# EXERCISE AIM
Reproduce the entries in full, with no changes.
— START DATA RECORDS —
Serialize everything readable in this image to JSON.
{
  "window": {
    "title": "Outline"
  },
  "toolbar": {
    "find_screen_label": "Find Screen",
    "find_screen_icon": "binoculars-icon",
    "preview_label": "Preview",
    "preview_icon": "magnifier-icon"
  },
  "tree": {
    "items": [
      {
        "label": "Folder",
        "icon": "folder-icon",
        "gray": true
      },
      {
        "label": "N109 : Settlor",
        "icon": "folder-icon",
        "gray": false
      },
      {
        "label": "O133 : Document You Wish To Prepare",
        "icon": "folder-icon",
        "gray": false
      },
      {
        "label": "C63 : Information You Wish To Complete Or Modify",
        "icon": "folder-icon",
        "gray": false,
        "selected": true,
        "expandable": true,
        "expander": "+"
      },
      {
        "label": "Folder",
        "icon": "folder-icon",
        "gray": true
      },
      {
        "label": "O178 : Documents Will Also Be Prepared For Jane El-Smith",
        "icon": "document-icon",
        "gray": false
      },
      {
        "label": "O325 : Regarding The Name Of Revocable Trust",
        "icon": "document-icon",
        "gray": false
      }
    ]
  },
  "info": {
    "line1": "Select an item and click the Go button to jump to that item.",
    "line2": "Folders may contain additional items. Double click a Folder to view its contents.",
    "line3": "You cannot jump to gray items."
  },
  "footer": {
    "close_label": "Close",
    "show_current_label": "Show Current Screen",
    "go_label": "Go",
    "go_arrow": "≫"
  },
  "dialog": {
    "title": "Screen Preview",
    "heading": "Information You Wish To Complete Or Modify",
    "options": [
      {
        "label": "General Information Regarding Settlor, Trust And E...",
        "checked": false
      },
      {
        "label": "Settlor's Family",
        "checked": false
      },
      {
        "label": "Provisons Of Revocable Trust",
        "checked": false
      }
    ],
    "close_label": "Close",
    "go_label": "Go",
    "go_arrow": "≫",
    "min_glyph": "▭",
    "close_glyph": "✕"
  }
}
— END DATA RECORDS —
# REPLY
Serialize everything readable in this image to JSON.
{
  "window": {
    "title": "Outline"
  },
  "toolbar": {
    "find_screen_label": "Find Screen",
    "find_screen_icon": "binoculars-icon",
    "preview_label": "Preview",
    "preview_icon": "magnifier-icon"
  },
  "tree": {
    "items": [
      {
        "label": "Folder",
        "icon": "folder-icon",
        "gray": true
      },
      {
        "label": "N109 : Settlor",
        "icon": "folder-icon",
        "gray": false
      },
      {
        "label": "O133 : Document You Wish To Prepare",
        "icon": "folder-icon",
        "gray": false
      },
      {
        "label": "C63 : Information You Wish To Complete Or Modify",
        "icon": "folder-icon",
        "gray": false,
        "selected": true,
        "expandable": true,
        "expander": "+"
      },
      {
        "label": "Folder",
        "icon": "folder-icon",
        "gray": true
      },
      {
        "label": "O178 : Documents Will Also Be Prepared For Jane El-Smith",
        "icon": "document-icon",
        "gray": false
      },
      {
        "label": "O325 : Regarding The Name Of Revocable Trust",
        "icon": "document-icon",
        "gray": false
      }
    ]
  },
  "info": {
    "line1": "Select an item and click the Go button to jump to that item.",
    "line2": "Folders may contain additional items. Double click a Folder to view its contents.",
    "line3": "You cannot jump to gray items."
  },
  "footer": {
    "close_label": "Close",
    "show_current_label": "Show Current Screen",
    "go_label": "Go",
    "go_arrow": "≫"
  },
  "dialog": {
    "title": "Screen Preview",
    "heading": "Information You Wish To Complete Or Modify",
    "options": [
      {
        "label": "General Information Regarding Settlor, Trust And E...",
        "checked": false
      },
      {
        "label": "Settlor's Family",
        "checked": false
      },
      {
        "label": "Provisons Of Revocable Trust",
        "checked": false
      }
    ],
    "close_label": "Close",
    "go_label": "Go",
    "go_arrow": "≫",
    "min_glyph": "▭",
    "close_glyph": "✕"
  }
}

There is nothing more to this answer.